[Figure collection entries]
>>>>

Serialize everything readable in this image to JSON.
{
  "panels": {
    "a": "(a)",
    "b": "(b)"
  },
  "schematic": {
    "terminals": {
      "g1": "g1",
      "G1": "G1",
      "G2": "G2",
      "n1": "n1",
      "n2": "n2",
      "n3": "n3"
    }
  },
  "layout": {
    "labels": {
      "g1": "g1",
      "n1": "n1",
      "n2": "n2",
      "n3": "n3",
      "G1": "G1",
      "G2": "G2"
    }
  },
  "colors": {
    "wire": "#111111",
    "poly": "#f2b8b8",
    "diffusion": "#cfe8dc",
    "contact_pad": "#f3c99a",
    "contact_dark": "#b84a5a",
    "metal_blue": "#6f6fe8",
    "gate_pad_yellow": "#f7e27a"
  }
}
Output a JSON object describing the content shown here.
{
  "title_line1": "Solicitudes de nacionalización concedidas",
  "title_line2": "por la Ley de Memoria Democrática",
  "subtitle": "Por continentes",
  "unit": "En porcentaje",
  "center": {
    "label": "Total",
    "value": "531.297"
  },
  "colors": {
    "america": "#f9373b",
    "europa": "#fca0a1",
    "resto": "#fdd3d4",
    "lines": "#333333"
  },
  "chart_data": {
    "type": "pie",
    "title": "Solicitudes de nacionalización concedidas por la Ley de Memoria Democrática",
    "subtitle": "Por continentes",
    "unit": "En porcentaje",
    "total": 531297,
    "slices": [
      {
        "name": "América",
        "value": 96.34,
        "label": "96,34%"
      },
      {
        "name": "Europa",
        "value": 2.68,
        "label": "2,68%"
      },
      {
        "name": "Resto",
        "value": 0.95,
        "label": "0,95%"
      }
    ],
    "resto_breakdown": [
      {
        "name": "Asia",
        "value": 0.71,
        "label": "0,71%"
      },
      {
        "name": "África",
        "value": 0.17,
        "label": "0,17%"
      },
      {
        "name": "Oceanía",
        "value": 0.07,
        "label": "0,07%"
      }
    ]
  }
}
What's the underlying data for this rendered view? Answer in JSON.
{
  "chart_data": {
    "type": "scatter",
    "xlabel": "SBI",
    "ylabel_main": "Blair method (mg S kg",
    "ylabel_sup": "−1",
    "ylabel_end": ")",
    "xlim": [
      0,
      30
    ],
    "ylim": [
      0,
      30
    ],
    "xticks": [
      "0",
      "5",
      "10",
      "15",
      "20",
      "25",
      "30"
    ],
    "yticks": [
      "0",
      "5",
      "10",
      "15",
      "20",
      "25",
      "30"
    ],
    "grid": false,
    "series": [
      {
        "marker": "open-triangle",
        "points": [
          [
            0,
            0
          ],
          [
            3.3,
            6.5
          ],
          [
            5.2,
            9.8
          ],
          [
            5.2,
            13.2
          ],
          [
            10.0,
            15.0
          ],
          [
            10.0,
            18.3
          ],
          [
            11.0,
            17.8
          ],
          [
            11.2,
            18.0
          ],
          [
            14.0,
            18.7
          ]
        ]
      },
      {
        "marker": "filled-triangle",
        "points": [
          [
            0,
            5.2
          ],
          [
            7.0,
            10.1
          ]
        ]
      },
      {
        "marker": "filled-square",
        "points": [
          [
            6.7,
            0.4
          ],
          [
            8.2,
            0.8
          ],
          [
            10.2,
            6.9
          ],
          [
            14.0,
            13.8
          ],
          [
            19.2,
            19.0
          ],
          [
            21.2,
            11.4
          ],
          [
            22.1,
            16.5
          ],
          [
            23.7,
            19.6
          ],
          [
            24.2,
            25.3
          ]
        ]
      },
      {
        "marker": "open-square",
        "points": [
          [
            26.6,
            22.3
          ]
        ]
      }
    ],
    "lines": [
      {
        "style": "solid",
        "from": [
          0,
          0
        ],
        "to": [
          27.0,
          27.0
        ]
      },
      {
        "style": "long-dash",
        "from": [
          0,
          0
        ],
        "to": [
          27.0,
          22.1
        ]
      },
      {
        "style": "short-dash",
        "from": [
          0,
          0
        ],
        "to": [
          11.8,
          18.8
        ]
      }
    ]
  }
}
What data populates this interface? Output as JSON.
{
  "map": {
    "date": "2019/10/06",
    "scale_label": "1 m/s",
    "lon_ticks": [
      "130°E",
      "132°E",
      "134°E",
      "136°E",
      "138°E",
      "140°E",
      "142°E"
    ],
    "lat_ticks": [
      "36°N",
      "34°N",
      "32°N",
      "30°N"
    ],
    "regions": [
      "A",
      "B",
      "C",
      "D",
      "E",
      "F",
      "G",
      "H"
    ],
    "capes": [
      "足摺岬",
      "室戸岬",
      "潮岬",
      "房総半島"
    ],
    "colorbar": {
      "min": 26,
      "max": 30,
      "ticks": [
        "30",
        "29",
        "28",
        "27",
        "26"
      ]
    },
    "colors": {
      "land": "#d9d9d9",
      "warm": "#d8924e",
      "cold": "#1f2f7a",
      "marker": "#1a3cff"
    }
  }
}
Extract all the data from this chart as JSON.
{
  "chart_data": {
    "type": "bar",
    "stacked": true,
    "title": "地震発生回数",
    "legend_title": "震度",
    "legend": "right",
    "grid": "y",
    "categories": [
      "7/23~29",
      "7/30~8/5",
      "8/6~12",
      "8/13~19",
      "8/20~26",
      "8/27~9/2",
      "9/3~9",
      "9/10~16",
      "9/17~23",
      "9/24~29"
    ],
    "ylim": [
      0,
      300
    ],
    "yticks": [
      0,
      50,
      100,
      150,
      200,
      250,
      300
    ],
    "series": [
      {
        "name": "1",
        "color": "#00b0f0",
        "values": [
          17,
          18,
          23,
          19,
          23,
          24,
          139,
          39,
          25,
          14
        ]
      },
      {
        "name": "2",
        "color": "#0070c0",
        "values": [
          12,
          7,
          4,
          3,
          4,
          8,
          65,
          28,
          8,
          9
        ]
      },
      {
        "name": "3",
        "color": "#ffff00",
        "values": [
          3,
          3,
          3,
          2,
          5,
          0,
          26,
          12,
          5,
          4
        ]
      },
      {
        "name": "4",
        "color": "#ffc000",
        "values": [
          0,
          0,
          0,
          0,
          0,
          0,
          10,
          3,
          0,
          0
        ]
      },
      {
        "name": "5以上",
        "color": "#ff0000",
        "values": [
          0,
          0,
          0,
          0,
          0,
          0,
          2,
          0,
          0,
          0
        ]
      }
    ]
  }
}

<<<<

## Stated exercise
Give only the number of lines in the preceding material that contain the string "marker".

## Written solution
5